Begin Listing

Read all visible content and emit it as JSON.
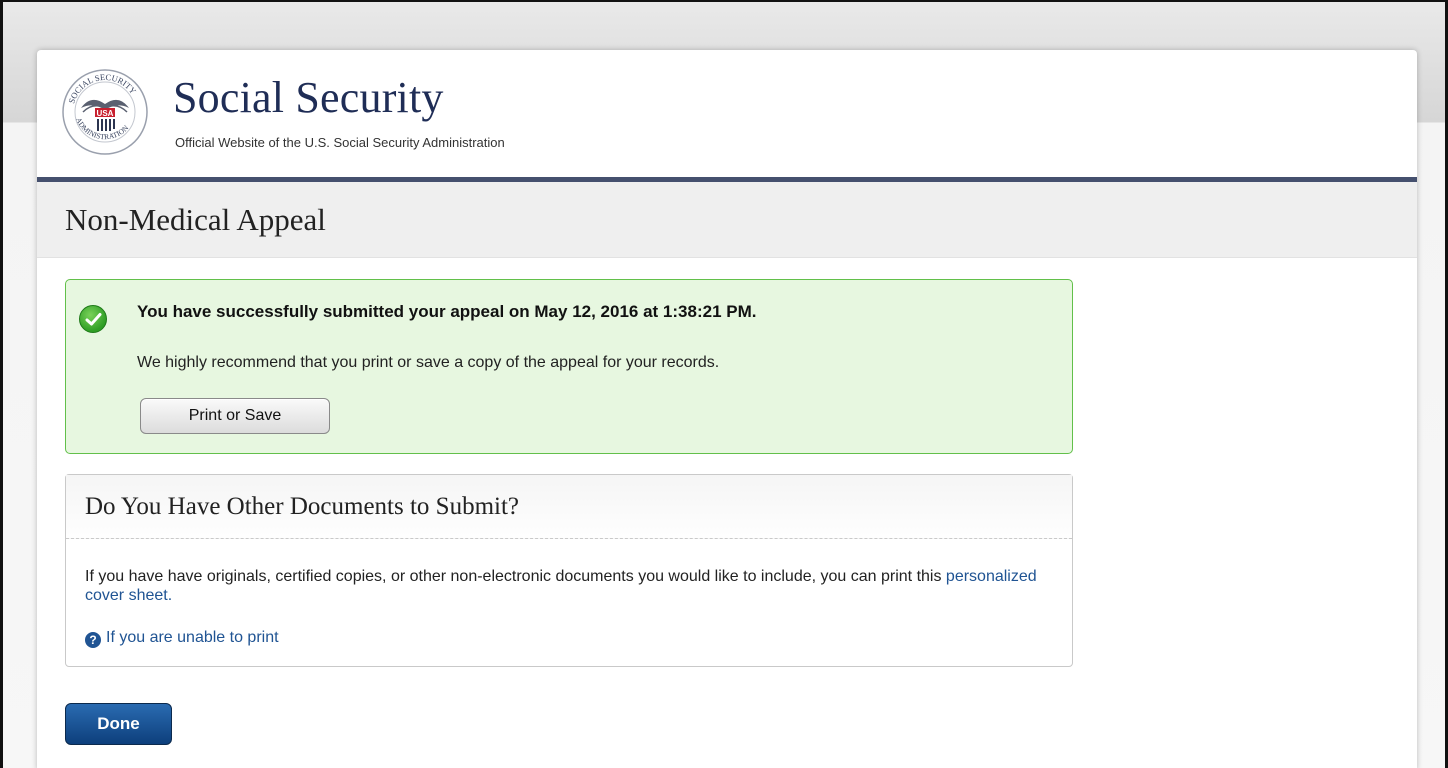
{
  "header": {
    "brand_title": "Social Security",
    "brand_subtitle": "Official Website of the U.S. Social Security Administration",
    "seal_text": "SOCIAL SECURITY ADMINISTRATION USA"
  },
  "page": {
    "title": "Non-Medical Appeal"
  },
  "success": {
    "title": "You have successfully submitted your appeal on May 12, 2016 at 1:38:21 PM.",
    "message": "We highly recommend that you print or save a copy of the appeal for your records.",
    "button_label": "Print or Save"
  },
  "documents": {
    "heading": "Do You Have Other Documents to Submit?",
    "body_text": "If you have have originals, certified copies, or other non-electronic documents you would like to include, you can print this ",
    "cover_sheet_link": "personalized cover sheet.",
    "help_icon_glyph": "?",
    "help_link": "If you are unable to print"
  },
  "actions": {
    "done_label": "Done"
  },
  "colors": {
    "brand_navy": "#1f2d56",
    "header_rule": "#45506e",
    "success_border": "#62c04a",
    "success_bg": "#e7f7e0",
    "link": "#205493",
    "done_button": "#0d3f7c"
  }
}
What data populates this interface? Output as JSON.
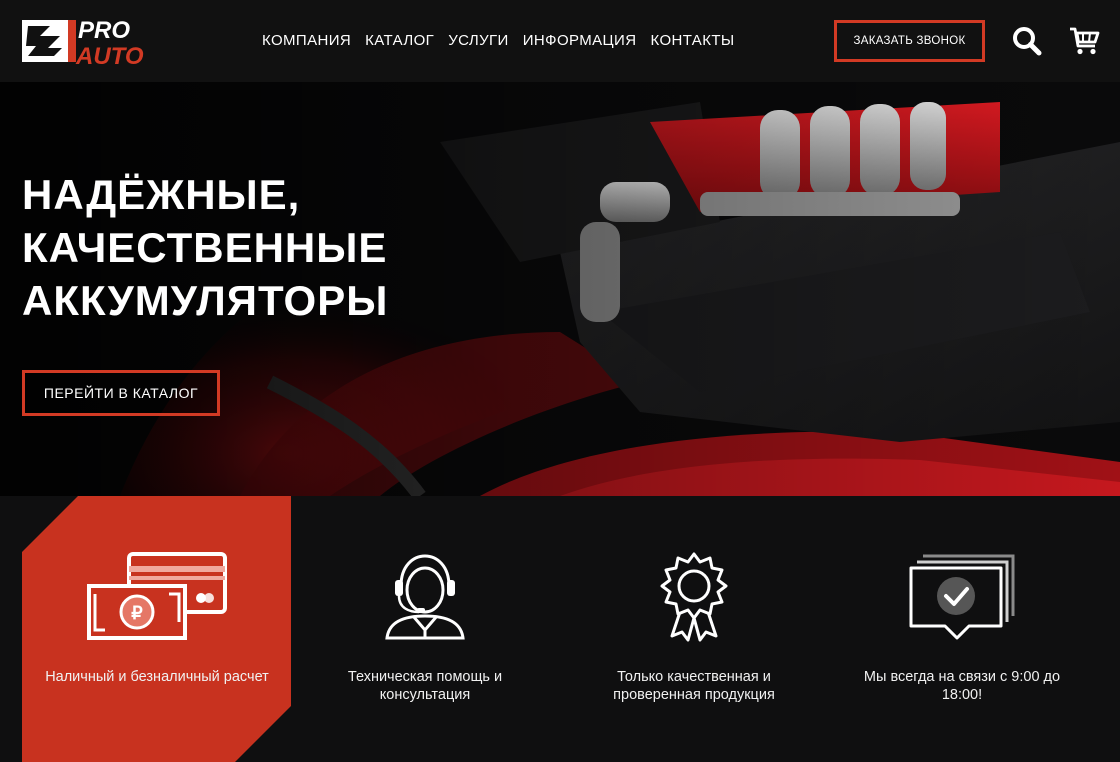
{
  "brand": {
    "top": "PRO",
    "bottom": "AUTO"
  },
  "nav": {
    "items": [
      {
        "label": "КОМПАНИЯ"
      },
      {
        "label": "КАТАЛОГ"
      },
      {
        "label": "УСЛУГИ"
      },
      {
        "label": "ИНФОРМАЦИЯ"
      },
      {
        "label": "КОНТАКТЫ"
      }
    ]
  },
  "header": {
    "call_label": "ЗАКАЗАТЬ ЗВОНОК"
  },
  "hero": {
    "title_lines": [
      "НАДЁЖНЫЕ,",
      "КАЧЕСТВЕННЫЕ",
      "АККУМУЛЯТОРЫ"
    ],
    "cta_label": "ПЕРЕЙТИ В КАТАЛОГ"
  },
  "features": [
    {
      "icon": "payment-cards-icon",
      "text": "Наличный и безналичный расчет"
    },
    {
      "icon": "support-operator-icon",
      "text": "Техническая помощь и консультация"
    },
    {
      "icon": "quality-badge-icon",
      "text": "Только качественная и проверенная продукция"
    },
    {
      "icon": "message-check-icon",
      "text": "Мы всегда на связи с 9:00 до 18:00!"
    }
  ],
  "colors": {
    "accent": "#d23a24",
    "background": "#0f0f10",
    "header": "#111111"
  }
}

End Listing

**What to do:** Copy the records above exactly, omitting every picture.

**Result of the exercise:**
Read all visible content and emit it as JSON.
{
  "header": {
    "brand_title": "Social Security",
    "brand_subtitle": "Official Website of the U.S. Social Security Administration",
    "seal_text": "SOCIAL SECURITY ADMINISTRATION USA"
  },
  "page": {
    "title": "Non-Medical Appeal"
  },
  "success": {
    "title": "You have successfully submitted your appeal on May 12, 2016 at 1:38:21 PM.",
    "message": "We highly recommend that you print or save a copy of the appeal for your records.",
    "button_label": "Print or Save"
  },
  "documents": {
    "heading": "Do You Have Other Documents to Submit?",
    "body_text": "If you have have originals, certified copies, or other non-electronic documents you would like to include, you can print this ",
    "cover_sheet_link": "personalized cover sheet.",
    "help_icon_glyph": "?",
    "help_link": "If you are unable to print"
  },
  "actions": {
    "done_label": "Done"
  },
  "colors": {
    "brand_navy": "#1f2d56",
    "header_rule": "#45506e",
    "success_border": "#62c04a",
    "success_bg": "#e7f7e0",
    "link": "#205493",
    "done_button": "#0d3f7c"
  }
}
What data populates this interface? Output as JSON.
{
  "brand": {
    "top": "PRO",
    "bottom": "AUTO"
  },
  "nav": {
    "items": [
      {
        "label": "КОМПАНИЯ"
      },
      {
        "label": "КАТАЛОГ"
      },
      {
        "label": "УСЛУГИ"
      },
      {
        "label": "ИНФОРМАЦИЯ"
      },
      {
        "label": "КОНТАКТЫ"
      }
    ]
  },
  "header": {
    "call_label": "ЗАКАЗАТЬ ЗВОНОК"
  },
  "hero": {
    "title_lines": [
      "НАДЁЖНЫЕ,",
      "КАЧЕСТВЕННЫЕ",
      "АККУМУЛЯТОРЫ"
    ],
    "cta_label": "ПЕРЕЙТИ В КАТАЛОГ"
  },
  "features": [
    {
      "icon": "payment-cards-icon",
      "text": "Наличный и безналичный расчет"
    },
    {
      "icon": "support-operator-icon",
      "text": "Техническая помощь и консультация"
    },
    {
      "icon": "quality-badge-icon",
      "text": "Только качественная и проверенная продукция"
    },
    {
      "icon": "message-check-icon",
      "text": "Мы всегда на связи с 9:00 до 18:00!"
    }
  ],
  "colors": {
    "accent": "#d23a24",
    "background": "#0f0f10",
    "header": "#111111"
  }
}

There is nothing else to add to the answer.